(Stored data entries)
━━━
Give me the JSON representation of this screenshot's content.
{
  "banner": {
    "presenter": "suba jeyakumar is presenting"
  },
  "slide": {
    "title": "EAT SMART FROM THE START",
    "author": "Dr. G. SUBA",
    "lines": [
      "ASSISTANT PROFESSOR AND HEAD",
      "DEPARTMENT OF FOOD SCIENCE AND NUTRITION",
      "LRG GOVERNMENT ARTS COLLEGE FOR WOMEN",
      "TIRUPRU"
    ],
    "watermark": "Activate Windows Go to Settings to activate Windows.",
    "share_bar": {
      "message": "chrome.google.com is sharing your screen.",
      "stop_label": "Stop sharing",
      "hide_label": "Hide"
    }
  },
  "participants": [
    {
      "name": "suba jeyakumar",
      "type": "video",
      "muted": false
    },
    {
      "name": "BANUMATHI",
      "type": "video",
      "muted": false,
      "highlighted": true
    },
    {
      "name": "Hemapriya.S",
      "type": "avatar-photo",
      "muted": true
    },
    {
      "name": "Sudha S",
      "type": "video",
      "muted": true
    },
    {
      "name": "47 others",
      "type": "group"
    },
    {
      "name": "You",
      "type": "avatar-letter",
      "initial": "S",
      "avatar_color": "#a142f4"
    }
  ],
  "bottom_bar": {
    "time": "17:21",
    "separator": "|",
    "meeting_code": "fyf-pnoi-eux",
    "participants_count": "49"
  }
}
━━━
> _DESCRIPTION OF THE TASK_
Which lines above hold the word "sharing"? Copy each of them.

> _OUTPUT OF THE TASK_
      "message": "chrome.google.com is sharing your screen.",
      "stop_label": "Stop sharing",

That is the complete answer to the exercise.